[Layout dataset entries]
# # # # # # #
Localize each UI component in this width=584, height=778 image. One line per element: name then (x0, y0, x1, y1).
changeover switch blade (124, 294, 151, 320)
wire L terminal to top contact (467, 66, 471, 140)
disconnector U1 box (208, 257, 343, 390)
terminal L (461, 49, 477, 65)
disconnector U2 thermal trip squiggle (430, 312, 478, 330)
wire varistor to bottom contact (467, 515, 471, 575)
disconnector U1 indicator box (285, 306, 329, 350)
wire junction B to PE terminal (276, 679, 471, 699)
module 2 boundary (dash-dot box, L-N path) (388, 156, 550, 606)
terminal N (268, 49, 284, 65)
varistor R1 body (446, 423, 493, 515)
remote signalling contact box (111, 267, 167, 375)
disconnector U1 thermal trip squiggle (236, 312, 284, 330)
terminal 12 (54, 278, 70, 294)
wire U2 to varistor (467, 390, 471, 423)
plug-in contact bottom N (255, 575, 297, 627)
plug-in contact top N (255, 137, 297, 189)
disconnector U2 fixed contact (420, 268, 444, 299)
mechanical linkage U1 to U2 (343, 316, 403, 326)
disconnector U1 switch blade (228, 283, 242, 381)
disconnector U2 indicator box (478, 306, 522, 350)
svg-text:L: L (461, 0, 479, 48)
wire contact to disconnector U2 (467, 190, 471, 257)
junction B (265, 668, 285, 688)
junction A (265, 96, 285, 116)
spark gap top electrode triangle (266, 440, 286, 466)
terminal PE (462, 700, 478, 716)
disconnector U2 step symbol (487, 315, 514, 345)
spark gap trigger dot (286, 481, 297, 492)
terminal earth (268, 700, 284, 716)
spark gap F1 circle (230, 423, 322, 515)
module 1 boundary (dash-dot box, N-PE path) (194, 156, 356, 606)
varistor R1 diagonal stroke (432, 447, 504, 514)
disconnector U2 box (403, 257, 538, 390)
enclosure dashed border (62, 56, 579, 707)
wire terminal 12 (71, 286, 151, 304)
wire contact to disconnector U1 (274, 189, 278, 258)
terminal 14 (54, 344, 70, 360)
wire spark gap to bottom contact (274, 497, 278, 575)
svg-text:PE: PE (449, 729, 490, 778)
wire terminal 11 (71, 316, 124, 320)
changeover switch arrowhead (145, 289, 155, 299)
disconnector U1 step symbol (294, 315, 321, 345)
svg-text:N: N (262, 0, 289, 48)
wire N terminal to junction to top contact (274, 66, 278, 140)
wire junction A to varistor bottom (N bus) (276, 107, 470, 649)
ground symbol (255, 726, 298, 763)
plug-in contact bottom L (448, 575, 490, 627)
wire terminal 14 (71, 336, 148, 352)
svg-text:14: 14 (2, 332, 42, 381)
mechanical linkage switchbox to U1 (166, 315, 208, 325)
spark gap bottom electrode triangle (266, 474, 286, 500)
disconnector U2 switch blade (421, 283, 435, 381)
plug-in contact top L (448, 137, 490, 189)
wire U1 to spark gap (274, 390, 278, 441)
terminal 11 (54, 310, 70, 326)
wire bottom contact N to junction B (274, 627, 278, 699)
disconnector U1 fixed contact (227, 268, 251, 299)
# # # # # # #
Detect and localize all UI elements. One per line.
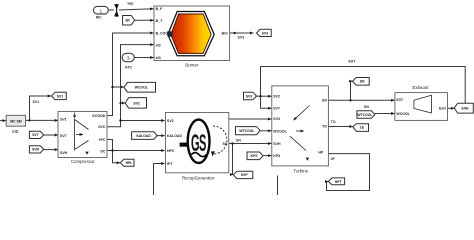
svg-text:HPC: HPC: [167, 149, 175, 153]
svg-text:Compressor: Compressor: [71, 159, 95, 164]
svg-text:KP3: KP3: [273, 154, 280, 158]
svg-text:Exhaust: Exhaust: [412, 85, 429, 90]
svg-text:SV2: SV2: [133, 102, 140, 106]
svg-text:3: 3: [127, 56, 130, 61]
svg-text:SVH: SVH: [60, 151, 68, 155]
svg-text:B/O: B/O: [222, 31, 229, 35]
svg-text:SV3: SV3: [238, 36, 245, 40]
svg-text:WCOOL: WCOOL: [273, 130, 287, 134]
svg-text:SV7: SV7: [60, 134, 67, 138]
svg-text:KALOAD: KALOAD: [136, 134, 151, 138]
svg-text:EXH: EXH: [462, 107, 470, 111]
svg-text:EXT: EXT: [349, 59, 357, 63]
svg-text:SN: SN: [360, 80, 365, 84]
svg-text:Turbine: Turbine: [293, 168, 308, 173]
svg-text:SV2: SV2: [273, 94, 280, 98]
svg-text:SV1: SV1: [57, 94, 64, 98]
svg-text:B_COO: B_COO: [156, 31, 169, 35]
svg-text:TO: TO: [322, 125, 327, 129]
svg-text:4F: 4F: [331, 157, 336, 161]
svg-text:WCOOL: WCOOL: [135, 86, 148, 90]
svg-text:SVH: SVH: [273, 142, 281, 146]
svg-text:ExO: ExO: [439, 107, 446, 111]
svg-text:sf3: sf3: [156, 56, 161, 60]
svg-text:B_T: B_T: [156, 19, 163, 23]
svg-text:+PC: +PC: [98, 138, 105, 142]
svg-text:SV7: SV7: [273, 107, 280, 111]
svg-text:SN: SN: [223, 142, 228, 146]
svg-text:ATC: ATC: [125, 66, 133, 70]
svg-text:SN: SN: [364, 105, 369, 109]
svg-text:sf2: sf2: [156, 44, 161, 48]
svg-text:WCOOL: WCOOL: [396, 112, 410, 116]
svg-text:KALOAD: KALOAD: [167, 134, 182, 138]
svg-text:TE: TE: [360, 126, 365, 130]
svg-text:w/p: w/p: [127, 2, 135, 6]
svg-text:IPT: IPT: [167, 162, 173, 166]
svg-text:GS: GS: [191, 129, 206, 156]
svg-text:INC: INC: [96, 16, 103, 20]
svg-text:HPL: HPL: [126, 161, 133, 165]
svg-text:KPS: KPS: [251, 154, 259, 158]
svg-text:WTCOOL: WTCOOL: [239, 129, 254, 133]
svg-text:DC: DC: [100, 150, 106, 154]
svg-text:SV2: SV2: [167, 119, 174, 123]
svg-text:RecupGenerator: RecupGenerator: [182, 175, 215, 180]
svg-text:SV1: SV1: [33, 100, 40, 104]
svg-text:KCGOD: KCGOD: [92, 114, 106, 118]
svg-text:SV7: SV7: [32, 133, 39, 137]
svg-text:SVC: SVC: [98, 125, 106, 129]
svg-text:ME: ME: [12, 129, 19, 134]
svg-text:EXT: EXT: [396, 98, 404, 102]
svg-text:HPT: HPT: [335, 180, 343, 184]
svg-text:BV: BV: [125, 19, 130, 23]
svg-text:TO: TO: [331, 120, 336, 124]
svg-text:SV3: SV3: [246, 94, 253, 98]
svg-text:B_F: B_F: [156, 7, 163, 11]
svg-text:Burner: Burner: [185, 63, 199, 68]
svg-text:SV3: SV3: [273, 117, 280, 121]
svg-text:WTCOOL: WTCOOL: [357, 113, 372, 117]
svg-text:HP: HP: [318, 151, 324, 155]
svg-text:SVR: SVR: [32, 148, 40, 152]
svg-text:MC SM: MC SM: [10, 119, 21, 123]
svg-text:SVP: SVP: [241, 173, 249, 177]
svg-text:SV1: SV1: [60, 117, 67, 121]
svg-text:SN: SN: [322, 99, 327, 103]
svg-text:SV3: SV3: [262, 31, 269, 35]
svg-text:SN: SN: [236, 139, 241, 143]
# # # # # # #
__What is being asked__
Please copy out the lines from the one with "Localize each UI" up to and including the one with "disconnector U2 fixed".

__Final result__
Localize each UI component in this width=584, height=778 image. One line per element: name then (x0, y0, x1, y1).
changeover switch blade (124, 294, 151, 320)
wire L terminal to top contact (467, 66, 471, 140)
disconnector U1 box (208, 257, 343, 390)
terminal L (461, 49, 477, 65)
disconnector U2 thermal trip squiggle (430, 312, 478, 330)
wire varistor to bottom contact (467, 515, 471, 575)
disconnector U1 indicator box (285, 306, 329, 350)
wire junction B to PE terminal (276, 679, 471, 699)
module 2 boundary (dash-dot box, L-N path) (388, 156, 550, 606)
terminal N (268, 49, 284, 65)
varistor R1 body (446, 423, 493, 515)
remote signalling contact box (111, 267, 167, 375)
disconnector U1 thermal trip squiggle (236, 312, 284, 330)
terminal 12 (54, 278, 70, 294)
wire U2 to varistor (467, 390, 471, 423)
plug-in contact bottom N (255, 575, 297, 627)
plug-in contact top N (255, 137, 297, 189)
disconnector U2 fixed contact (420, 268, 444, 299)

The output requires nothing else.